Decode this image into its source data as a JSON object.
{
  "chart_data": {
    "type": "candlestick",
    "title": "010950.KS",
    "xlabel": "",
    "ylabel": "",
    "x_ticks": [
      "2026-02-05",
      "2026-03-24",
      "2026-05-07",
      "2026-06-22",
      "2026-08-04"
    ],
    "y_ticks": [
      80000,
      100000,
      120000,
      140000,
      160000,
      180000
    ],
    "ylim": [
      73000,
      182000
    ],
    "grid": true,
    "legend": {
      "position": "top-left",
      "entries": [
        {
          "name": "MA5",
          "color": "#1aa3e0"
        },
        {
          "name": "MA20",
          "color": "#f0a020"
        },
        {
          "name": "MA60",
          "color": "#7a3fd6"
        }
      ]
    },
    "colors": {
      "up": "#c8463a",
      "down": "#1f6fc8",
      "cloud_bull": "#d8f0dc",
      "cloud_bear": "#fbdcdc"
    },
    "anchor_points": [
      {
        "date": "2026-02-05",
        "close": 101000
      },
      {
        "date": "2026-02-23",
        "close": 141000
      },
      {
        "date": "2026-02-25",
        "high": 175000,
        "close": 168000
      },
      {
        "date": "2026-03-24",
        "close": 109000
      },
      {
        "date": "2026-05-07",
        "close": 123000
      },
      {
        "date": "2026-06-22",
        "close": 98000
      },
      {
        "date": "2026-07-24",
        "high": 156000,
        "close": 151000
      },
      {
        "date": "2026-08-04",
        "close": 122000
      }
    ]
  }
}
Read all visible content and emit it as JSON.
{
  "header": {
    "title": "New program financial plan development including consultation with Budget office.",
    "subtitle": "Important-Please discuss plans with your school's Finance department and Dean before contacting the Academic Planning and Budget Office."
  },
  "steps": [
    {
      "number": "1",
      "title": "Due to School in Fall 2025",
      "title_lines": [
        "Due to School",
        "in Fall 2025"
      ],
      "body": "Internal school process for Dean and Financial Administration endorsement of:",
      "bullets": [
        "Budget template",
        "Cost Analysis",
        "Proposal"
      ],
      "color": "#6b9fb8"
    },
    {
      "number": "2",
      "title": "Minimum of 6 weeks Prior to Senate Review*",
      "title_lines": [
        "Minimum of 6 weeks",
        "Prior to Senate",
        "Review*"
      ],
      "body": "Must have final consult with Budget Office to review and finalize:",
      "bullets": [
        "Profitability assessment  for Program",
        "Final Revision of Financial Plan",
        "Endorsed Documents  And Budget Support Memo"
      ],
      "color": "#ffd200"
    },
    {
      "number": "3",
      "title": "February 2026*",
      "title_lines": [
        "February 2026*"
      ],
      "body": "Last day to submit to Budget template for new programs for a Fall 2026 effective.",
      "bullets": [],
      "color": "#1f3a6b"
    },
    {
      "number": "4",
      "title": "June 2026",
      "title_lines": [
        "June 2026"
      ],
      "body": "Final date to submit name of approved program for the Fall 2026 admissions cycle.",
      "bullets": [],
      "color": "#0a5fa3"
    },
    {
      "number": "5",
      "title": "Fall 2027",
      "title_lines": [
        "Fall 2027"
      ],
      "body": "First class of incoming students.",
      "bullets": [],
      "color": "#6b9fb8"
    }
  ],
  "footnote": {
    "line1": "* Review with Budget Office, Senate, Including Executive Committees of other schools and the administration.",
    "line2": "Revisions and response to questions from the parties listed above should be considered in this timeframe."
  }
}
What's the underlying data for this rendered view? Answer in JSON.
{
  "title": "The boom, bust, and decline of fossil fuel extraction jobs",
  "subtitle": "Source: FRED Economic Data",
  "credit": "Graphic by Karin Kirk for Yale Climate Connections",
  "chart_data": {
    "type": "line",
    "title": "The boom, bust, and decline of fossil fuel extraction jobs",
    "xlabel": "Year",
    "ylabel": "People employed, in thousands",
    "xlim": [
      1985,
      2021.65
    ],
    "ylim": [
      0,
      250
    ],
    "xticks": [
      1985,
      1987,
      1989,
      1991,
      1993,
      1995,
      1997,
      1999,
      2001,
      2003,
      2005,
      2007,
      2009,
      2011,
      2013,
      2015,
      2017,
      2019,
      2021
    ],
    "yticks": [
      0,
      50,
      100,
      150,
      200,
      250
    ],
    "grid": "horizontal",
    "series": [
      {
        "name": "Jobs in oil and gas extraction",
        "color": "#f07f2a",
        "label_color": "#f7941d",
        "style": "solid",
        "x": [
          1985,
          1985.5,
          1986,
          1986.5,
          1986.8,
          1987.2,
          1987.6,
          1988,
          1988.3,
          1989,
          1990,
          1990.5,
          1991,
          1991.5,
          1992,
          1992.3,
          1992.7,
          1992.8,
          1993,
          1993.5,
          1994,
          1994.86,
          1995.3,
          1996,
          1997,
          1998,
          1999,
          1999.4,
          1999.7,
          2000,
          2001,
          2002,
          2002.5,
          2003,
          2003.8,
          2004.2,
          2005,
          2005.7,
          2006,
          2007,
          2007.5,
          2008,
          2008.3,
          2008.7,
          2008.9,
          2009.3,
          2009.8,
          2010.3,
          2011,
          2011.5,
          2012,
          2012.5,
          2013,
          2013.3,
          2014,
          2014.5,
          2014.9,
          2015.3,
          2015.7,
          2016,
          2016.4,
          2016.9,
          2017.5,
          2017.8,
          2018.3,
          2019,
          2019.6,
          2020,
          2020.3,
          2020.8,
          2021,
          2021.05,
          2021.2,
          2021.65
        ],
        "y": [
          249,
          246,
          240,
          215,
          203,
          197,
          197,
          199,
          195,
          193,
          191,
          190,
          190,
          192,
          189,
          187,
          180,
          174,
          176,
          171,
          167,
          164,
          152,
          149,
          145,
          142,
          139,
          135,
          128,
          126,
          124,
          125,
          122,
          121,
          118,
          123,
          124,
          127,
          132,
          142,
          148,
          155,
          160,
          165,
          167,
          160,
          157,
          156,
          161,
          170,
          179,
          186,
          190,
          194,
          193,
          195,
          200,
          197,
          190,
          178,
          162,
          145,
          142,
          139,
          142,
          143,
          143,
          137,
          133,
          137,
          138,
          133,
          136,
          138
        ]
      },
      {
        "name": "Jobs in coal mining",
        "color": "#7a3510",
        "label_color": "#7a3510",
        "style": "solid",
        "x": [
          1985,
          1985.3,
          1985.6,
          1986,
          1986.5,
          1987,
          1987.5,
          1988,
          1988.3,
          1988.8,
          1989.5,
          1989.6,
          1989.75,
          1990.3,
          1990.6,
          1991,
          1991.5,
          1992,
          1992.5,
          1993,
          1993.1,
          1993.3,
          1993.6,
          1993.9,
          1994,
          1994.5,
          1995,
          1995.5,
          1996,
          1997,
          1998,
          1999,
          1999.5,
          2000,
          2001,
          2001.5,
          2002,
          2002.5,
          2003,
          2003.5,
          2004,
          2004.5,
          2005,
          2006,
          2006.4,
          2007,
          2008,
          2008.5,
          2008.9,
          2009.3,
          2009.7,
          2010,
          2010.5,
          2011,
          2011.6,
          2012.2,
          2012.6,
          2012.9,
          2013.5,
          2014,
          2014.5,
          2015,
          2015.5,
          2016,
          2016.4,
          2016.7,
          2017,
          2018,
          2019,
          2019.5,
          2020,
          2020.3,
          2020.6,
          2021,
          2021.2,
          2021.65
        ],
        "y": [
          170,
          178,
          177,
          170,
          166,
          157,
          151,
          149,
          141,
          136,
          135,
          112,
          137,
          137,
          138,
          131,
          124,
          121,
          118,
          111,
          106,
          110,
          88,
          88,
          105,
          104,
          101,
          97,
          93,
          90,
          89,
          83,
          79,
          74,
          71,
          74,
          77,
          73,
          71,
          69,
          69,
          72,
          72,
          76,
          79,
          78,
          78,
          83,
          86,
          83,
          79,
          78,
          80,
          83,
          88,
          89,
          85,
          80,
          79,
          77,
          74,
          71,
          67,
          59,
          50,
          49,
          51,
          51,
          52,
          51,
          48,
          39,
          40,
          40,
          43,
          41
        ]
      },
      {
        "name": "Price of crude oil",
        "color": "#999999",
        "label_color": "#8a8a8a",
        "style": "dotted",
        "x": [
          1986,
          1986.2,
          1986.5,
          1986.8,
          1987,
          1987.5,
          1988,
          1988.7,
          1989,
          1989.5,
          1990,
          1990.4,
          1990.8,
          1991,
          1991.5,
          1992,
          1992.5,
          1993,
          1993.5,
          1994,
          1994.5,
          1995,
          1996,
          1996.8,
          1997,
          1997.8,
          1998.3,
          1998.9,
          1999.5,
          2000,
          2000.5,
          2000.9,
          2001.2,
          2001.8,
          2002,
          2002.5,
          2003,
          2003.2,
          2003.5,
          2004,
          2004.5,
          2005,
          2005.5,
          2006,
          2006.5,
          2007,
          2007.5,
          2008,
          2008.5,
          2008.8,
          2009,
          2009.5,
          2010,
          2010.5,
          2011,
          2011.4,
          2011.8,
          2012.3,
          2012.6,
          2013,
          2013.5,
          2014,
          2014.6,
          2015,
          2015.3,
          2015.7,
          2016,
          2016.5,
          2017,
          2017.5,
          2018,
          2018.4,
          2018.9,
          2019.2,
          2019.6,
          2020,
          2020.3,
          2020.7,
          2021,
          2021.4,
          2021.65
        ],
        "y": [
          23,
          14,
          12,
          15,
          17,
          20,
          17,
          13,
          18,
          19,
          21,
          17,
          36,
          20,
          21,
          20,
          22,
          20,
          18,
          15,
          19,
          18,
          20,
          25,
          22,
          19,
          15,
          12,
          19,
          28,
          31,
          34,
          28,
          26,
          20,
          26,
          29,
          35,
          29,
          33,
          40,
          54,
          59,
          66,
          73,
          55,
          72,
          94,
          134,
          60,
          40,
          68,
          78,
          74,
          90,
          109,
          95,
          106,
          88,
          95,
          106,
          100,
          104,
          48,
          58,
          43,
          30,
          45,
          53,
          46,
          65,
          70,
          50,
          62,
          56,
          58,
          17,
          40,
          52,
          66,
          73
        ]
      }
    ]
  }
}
* * *
*The task:* Filter the entries down to the lines containing "body". Copy each of those lines.

*Full answer:*
      "body": "Internal school process for Dean and Financial Administration endorsement of:",
      "body": "Must have final consult with Budget Office to review and finalize:",
      "body": "Last day to submit to Budget template for new programs for a Fall 2026 effective.",
      "body": "Final date to submit name of approved program for the Fall 2026 admissions cycle.",
      "body": "First class of incoming students.",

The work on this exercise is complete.